Start of Records for the exercise

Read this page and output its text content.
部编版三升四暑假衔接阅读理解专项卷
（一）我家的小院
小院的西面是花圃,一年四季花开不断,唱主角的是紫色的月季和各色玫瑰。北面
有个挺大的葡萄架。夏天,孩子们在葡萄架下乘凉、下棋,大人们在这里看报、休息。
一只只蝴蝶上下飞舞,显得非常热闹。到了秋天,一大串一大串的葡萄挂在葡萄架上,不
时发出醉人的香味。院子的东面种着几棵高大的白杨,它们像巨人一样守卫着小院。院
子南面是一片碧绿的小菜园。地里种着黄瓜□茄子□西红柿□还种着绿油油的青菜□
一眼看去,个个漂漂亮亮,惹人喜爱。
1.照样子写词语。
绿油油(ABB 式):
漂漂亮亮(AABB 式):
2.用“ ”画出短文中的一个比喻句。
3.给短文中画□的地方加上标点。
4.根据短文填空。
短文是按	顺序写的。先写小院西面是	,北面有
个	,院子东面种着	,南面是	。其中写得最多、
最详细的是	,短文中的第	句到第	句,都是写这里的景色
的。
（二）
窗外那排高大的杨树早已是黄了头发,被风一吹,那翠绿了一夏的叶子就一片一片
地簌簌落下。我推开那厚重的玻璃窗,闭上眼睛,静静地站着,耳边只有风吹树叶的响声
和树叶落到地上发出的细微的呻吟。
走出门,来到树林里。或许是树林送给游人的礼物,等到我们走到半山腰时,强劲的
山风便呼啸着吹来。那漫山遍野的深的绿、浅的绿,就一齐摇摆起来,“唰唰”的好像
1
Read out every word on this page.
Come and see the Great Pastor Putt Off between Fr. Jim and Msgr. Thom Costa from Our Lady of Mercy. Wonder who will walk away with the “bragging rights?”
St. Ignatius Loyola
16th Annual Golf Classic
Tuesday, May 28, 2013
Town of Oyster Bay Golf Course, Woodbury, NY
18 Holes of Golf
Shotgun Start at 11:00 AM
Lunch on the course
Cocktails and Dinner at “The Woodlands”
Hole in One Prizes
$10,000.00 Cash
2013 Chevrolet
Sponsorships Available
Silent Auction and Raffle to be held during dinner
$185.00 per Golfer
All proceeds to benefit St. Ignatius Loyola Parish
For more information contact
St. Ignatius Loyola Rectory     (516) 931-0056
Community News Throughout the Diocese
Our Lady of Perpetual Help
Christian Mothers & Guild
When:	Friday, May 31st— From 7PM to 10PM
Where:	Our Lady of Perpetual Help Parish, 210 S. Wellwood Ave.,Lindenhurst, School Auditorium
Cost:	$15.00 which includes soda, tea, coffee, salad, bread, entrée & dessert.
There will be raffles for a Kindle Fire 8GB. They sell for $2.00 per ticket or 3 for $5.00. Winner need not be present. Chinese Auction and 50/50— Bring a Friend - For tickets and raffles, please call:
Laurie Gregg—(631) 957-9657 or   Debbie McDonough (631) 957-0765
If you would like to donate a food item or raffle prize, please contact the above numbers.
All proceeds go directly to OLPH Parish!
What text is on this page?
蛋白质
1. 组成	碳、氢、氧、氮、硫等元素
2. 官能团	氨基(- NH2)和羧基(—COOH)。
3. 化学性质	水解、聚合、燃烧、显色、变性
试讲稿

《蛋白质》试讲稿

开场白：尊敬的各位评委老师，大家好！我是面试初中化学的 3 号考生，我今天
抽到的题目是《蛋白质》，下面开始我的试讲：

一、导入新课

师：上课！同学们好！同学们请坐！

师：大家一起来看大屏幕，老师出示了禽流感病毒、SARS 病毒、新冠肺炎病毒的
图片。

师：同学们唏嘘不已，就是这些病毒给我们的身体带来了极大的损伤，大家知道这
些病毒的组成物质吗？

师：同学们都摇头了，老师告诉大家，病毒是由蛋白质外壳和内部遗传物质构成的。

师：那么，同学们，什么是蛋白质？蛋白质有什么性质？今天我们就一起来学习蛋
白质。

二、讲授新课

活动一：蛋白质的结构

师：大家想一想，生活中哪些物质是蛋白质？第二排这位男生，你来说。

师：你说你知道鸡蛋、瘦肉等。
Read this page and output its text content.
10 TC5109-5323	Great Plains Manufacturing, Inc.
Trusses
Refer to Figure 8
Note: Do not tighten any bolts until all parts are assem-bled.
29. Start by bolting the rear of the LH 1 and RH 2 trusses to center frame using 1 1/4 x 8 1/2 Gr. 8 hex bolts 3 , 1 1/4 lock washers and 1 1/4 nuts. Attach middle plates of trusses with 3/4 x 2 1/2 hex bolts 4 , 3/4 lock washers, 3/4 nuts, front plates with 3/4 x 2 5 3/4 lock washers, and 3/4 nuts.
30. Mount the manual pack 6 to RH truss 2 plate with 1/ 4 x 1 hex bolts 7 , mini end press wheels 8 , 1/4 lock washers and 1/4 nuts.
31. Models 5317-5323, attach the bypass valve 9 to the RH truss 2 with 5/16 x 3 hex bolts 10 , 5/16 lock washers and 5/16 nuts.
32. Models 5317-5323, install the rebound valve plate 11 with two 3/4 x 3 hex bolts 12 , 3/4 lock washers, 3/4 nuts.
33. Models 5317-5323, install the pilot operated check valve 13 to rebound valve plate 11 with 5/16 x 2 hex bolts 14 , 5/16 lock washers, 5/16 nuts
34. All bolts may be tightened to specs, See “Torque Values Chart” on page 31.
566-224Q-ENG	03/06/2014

End of Records for the exercise

Give again the lines from the line holding "What text is on this page?" through the close of the listing, both included, exactly as written and with nothing else.

### [Right answer]
What text is on this page?
蛋白质
1. 组成	碳、氢、氧、氮、硫等元素
2. 官能团	氨基(- NH2)和羧基(—COOH)。
3. 化学性质	水解、聚合、燃烧、显色、变性
试讲稿

《蛋白质》试讲稿

开场白：尊敬的各位评委老师，大家好！我是面试初中化学的 3 号考生，我今天
抽到的题目是《蛋白质》，下面开始我的试讲：

一、导入新课

师：上课！同学们好！同学们请坐！

师：大家一起来看大屏幕，老师出示了禽流感病毒、SARS 病毒、新冠肺炎病毒的
图片。

师：同学们唏嘘不已，就是这些病毒给我们的身体带来了极大的损伤，大家知道这
些病毒的组成物质吗？

师：同学们都摇头了，老师告诉大家，病毒是由蛋白质外壳和内部遗传物质构成的。

师：那么，同学们，什么是蛋白质？蛋白质有什么性质？今天我们就一起来学习蛋
白质。

二、讲授新课

活动一：蛋白质的结构

师：大家想一想，生活中哪些物质是蛋白质？第二排这位男生，你来说。

师：你说你知道鸡蛋、瘦肉等。
Read this page and output its text content.
10 TC5109-5323	Great Plains Manufacturing, Inc.
Trusses
Refer to Figure 8
Note: Do not tighten any bolts until all parts are assem-bled.
29. Start by bolting the rear of the LH 1 and RH 2 trusses to center frame using 1 1/4 x 8 1/2 Gr. 8 hex bolts 3 , 1 1/4 lock washers and 1 1/4 nuts. Attach middle plates of trusses with 3/4 x 2 1/2 hex bolts 4 , 3/4 lock washers, 3/4 nuts, front plates with 3/4 x 2 5 3/4 lock washers, and 3/4 nuts.
30. Mount the manual pack 6 to RH truss 2 plate with 1/ 4 x 1 hex bolts 7 , mini end press wheels 8 , 1/4 lock washers and 1/4 nuts.
31. Models 5317-5323, attach the bypass valve 9 to the RH truss 2 with 5/16 x 3 hex bolts 10 , 5/16 lock washers and 5/16 nuts.
32. Models 5317-5323, install the rebound valve plate 11 with two 3/4 x 3 hex bolts 12 , 3/4 lock washers, 3/4 nuts.
33. Models 5317-5323, install the pilot operated check valve 13 to rebound valve plate 11 with 5/16 x 2 hex bolts 14 , 5/16 lock washers, 5/16 nuts
34. All bolts may be tightened to specs, See “Torque Values Chart” on page 31.
566-224Q-ENG	03/06/2014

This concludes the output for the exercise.